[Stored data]
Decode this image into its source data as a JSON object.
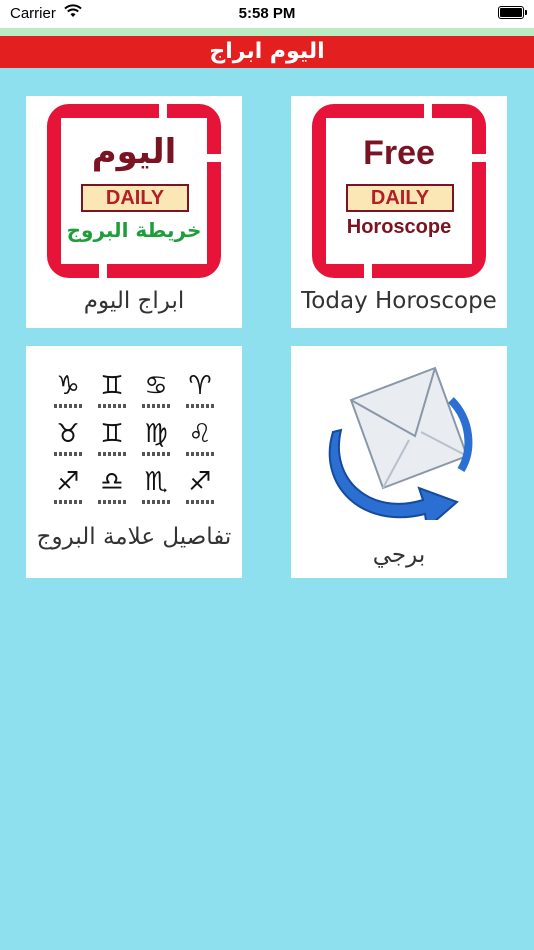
{
  "status_bar": {
    "carrier": "Carrier",
    "time": "5:58 PM"
  },
  "header": {
    "title": "اليوم ابراج"
  },
  "cards": [
    {
      "label": "Today Horoscope",
      "logo": {
        "top": "Free",
        "badge": "DAILY",
        "bottom": "Horoscope"
      }
    },
    {
      "label": "ابراج اليوم",
      "logo": {
        "top": "اليوم",
        "badge": "DAILY",
        "bottom": "خريطة البروج"
      }
    },
    {
      "label": "برجي",
      "icon": "mail-refresh-icon"
    },
    {
      "label": "تفاصيل علامة البروج",
      "icon": "zodiac-signs-icon",
      "signs": [
        "♑",
        "♊",
        "♋",
        "♈",
        "♉",
        "♊",
        "♍",
        "♌",
        "♐",
        "♎",
        "♏",
        "♐"
      ]
    }
  ],
  "colors": {
    "background": "#8ee0ee",
    "header_bar": "#e31f1f",
    "logo_red": "#e7143a"
  }
}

# Work instructions:
Each entry should be repeated exactly as it appears; the pictures stay out.

# Task solution:
Decode this image into its source data as a JSON object.
{
  "status_bar": {
    "carrier": "Carrier",
    "time": "5:58 PM"
  },
  "header": {
    "title": "اليوم ابراج"
  },
  "cards": [
    {
      "label": "Today Horoscope",
      "logo": {
        "top": "Free",
        "badge": "DAILY",
        "bottom": "Horoscope"
      }
    },
    {
      "label": "ابراج اليوم",
      "logo": {
        "top": "اليوم",
        "badge": "DAILY",
        "bottom": "خريطة البروج"
      }
    },
    {
      "label": "برجي",
      "icon": "mail-refresh-icon"
    },
    {
      "label": "تفاصيل علامة البروج",
      "icon": "zodiac-signs-icon",
      "signs": [
        "♑",
        "♊",
        "♋",
        "♈",
        "♉",
        "♊",
        "♍",
        "♌",
        "♐",
        "♎",
        "♏",
        "♐"
      ]
    }
  ],
  "colors": {
    "background": "#8ee0ee",
    "header_bar": "#e31f1f",
    "logo_red": "#e7143a"
  }
}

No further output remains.